What the task requires:
Below are some records. Pull every line that contains the word "marker".

Figure content listings

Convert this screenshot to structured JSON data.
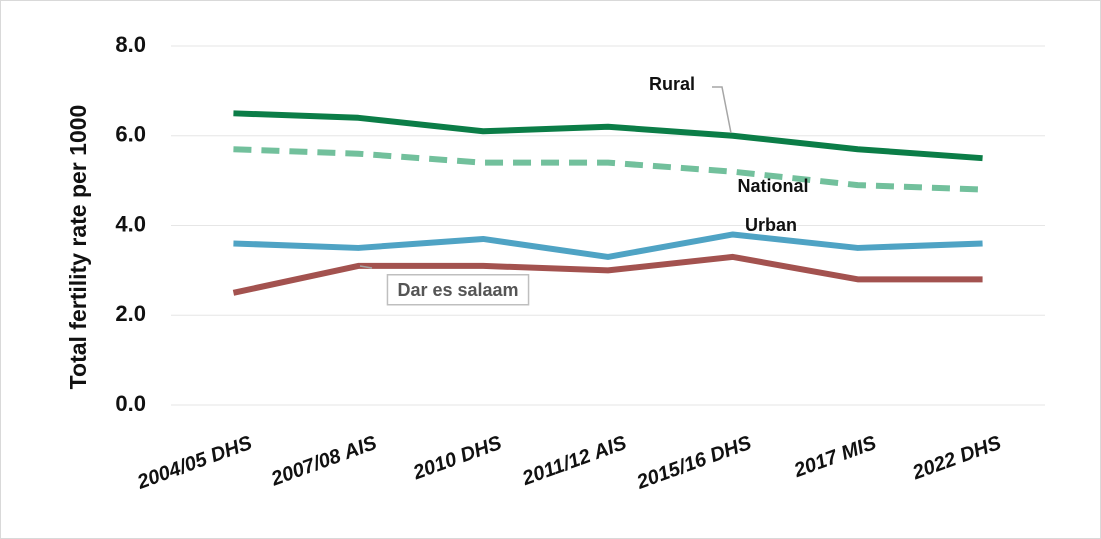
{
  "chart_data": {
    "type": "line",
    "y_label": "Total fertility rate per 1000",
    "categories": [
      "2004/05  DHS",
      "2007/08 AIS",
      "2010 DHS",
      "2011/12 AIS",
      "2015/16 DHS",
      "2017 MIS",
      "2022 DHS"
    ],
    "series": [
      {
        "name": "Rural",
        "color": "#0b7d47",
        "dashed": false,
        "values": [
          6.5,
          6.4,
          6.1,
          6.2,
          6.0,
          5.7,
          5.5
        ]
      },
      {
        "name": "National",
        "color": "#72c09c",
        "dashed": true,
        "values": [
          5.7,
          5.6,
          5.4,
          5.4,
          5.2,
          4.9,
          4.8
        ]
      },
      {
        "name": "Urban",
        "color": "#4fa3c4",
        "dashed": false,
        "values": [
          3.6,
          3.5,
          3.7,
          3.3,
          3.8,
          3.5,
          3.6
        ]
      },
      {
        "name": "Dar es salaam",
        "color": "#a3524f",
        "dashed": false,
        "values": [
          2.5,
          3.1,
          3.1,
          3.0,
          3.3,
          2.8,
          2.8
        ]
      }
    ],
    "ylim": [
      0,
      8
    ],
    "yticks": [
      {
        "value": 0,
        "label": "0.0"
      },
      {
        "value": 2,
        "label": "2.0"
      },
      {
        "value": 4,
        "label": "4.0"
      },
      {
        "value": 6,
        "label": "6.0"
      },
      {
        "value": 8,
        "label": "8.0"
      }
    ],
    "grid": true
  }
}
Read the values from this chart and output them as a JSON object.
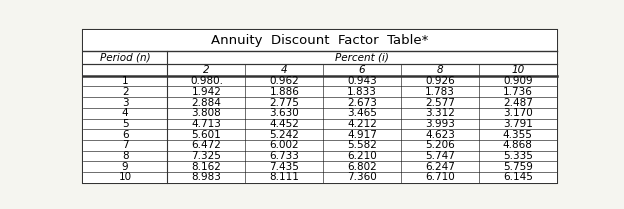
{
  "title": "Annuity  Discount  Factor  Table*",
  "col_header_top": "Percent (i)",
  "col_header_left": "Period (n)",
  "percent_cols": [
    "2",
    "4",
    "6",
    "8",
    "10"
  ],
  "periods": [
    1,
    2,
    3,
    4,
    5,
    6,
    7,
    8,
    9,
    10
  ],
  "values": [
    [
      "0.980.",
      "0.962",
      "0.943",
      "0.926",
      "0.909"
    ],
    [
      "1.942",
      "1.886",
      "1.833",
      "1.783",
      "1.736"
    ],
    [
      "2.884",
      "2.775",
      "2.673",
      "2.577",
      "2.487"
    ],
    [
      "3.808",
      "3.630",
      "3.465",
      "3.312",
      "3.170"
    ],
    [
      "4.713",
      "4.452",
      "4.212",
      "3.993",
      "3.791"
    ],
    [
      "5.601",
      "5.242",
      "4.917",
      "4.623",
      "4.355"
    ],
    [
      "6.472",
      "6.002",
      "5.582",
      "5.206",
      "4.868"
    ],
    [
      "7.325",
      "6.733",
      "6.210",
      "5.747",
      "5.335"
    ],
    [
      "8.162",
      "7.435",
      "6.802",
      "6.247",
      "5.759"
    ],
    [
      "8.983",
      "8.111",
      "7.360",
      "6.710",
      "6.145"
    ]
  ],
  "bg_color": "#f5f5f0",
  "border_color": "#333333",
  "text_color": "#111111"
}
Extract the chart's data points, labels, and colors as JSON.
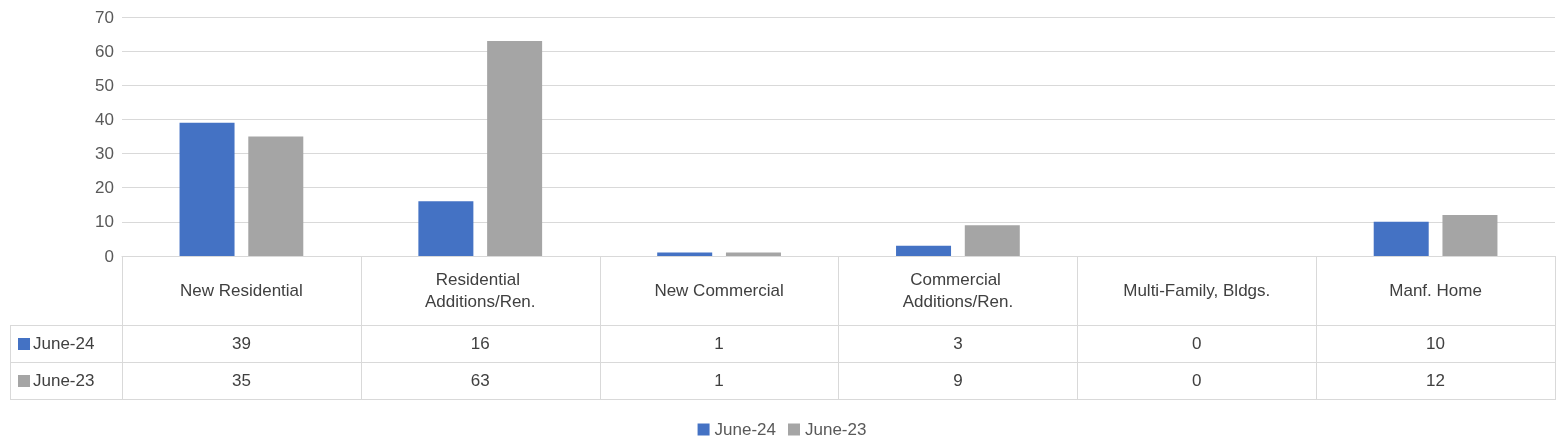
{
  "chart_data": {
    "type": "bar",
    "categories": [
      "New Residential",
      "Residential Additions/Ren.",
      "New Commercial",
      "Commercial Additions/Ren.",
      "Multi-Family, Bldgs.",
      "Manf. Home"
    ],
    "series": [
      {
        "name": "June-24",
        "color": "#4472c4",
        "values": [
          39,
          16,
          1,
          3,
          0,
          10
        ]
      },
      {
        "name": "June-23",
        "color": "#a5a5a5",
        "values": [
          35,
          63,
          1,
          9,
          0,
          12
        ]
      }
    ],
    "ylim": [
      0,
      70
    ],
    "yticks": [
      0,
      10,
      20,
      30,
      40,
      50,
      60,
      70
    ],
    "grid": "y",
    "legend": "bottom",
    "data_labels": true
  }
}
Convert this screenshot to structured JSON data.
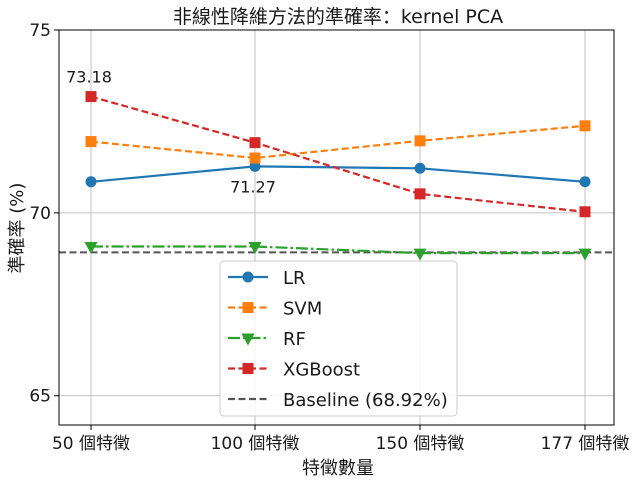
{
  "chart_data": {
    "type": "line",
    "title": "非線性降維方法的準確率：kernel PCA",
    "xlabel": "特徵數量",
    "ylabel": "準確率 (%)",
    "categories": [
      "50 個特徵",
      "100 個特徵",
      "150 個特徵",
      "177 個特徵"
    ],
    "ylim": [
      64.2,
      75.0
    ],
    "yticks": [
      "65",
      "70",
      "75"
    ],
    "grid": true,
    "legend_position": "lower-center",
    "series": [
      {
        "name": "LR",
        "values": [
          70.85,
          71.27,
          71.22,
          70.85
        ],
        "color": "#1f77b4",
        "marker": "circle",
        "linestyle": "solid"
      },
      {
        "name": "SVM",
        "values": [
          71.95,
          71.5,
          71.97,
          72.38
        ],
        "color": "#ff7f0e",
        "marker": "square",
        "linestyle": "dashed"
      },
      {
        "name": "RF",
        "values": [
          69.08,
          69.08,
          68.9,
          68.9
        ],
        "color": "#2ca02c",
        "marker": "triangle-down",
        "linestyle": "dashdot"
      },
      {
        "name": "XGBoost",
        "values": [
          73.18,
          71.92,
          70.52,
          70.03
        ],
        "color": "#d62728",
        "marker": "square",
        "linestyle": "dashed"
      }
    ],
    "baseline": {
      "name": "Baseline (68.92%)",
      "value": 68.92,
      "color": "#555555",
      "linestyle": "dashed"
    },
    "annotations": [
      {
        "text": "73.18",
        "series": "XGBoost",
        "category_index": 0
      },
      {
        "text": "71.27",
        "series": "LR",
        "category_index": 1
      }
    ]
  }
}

Task solution:
        "marker": "circle",
        "marker": "square",
        "marker": "triangle-down",
        "marker": "square",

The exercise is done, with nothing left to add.